Transcribe the listing exactly, leaving out every picture.
#### Given entries
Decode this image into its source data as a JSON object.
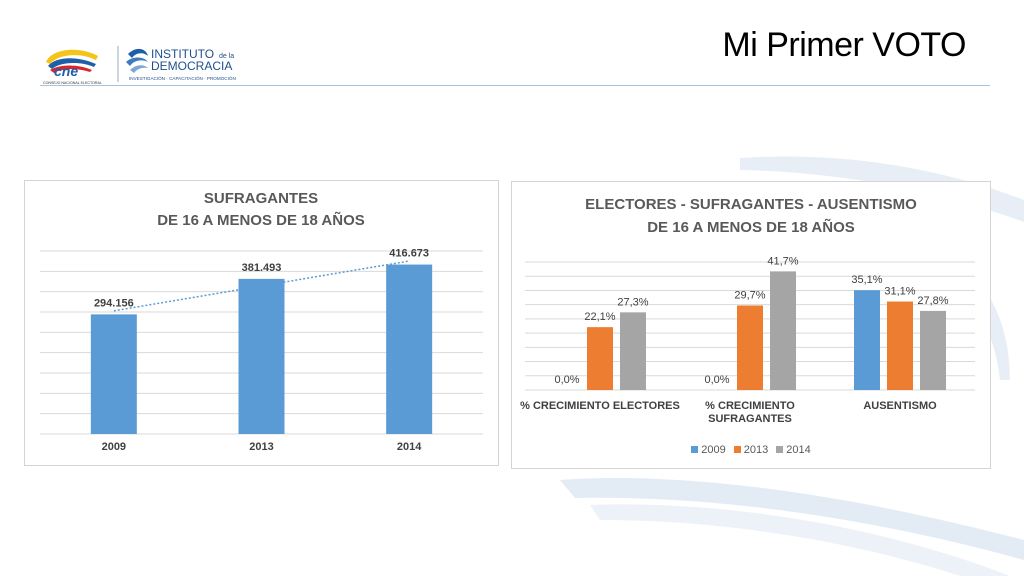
{
  "slide": {
    "title": "Mi Primer VOTO"
  },
  "logos": {
    "cne": {
      "text": "cne",
      "subtext": "CONSEJO NACIONAL ELECTORAL"
    },
    "instituto": {
      "line1": "INSTITUTO",
      "line1_small": "de la",
      "line2": "DEMOCRACIA",
      "tagline": "INVESTIGACIÓN · CAPACITACIÓN · PROMOCIÓN"
    }
  },
  "colors": {
    "series_2009": "#5b9bd5",
    "series_2013": "#ed7d31",
    "series_2014": "#a5a5a5",
    "accent": "#5b9bd5"
  },
  "chart_data": [
    {
      "type": "bar",
      "title_lines": [
        "SUFRAGANTES",
        "DE 16 A MENOS DE 18 AÑOS"
      ],
      "categories": [
        "2009",
        "2013",
        "2014"
      ],
      "values": [
        294156,
        381493,
        416673
      ],
      "value_labels": [
        "294.156",
        "381.493",
        "416.673"
      ],
      "ylim": [
        0,
        450000
      ],
      "grid": true,
      "trendline": "linear, dotted"
    },
    {
      "type": "bar",
      "title_lines": [
        "ELECTORES - SUFRAGANTES - AUSENTISMO",
        "DE 16 A MENOS DE 18 AÑOS"
      ],
      "categories": [
        "% CRECIMIENTO ELECTORES",
        "% CRECIMIENTO SUFRAGANTES",
        "AUSENTISMO"
      ],
      "category_lines": [
        [
          "% CRECIMIENTO ELECTORES"
        ],
        [
          "% CRECIMIENTO",
          "SUFRAGANTES"
        ],
        [
          "AUSENTISMO"
        ]
      ],
      "series": [
        {
          "name": "2009",
          "values": [
            0.0,
            0.0,
            35.1
          ],
          "labels": [
            "0,0%",
            "0,0%",
            "35,1%"
          ]
        },
        {
          "name": "2013",
          "values": [
            22.1,
            29.7,
            31.1
          ],
          "labels": [
            "22,1%",
            "29,7%",
            "31,1%"
          ]
        },
        {
          "name": "2014",
          "values": [
            27.3,
            41.7,
            27.8
          ],
          "labels": [
            "27,3%",
            "41,7%",
            "27,8%"
          ]
        }
      ],
      "ylim": [
        0,
        45
      ],
      "grid": true,
      "legend": "bottom"
    }
  ]
}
########
**Expected output:**
Decode this image into its source data as a JSON object.
{
  "slide": {
    "title": "Mi Primer VOTO"
  },
  "logos": {
    "cne": {
      "text": "cne",
      "subtext": "CONSEJO NACIONAL ELECTORAL"
    },
    "instituto": {
      "line1": "INSTITUTO",
      "line1_small": "de la",
      "line2": "DEMOCRACIA",
      "tagline": "INVESTIGACIÓN · CAPACITACIÓN · PROMOCIÓN"
    }
  },
  "colors": {
    "series_2009": "#5b9bd5",
    "series_2013": "#ed7d31",
    "series_2014": "#a5a5a5",
    "accent": "#5b9bd5"
  },
  "chart_data": [
    {
      "type": "bar",
      "title_lines": [
        "SUFRAGANTES",
        "DE 16 A MENOS DE 18 AÑOS"
      ],
      "categories": [
        "2009",
        "2013",
        "2014"
      ],
      "values": [
        294156,
        381493,
        416673
      ],
      "value_labels": [
        "294.156",
        "381.493",
        "416.673"
      ],
      "ylim": [
        0,
        450000
      ],
      "grid": true,
      "trendline": "linear, dotted"
    },
    {
      "type": "bar",
      "title_lines": [
        "ELECTORES - SUFRAGANTES - AUSENTISMO",
        "DE 16 A MENOS DE 18 AÑOS"
      ],
      "categories": [
        "% CRECIMIENTO ELECTORES",
        "% CRECIMIENTO SUFRAGANTES",
        "AUSENTISMO"
      ],
      "category_lines": [
        [
          "% CRECIMIENTO ELECTORES"
        ],
        [
          "% CRECIMIENTO",
          "SUFRAGANTES"
        ],
        [
          "AUSENTISMO"
        ]
      ],
      "series": [
        {
          "name": "2009",
          "values": [
            0.0,
            0.0,
            35.1
          ],
          "labels": [
            "0,0%",
            "0,0%",
            "35,1%"
          ]
        },
        {
          "name": "2013",
          "values": [
            22.1,
            29.7,
            31.1
          ],
          "labels": [
            "22,1%",
            "29,7%",
            "31,1%"
          ]
        },
        {
          "name": "2014",
          "values": [
            27.3,
            41.7,
            27.8
          ],
          "labels": [
            "27,3%",
            "41,7%",
            "27,8%"
          ]
        }
      ],
      "ylim": [
        0,
        45
      ],
      "grid": true,
      "legend": "bottom"
    }
  ]
}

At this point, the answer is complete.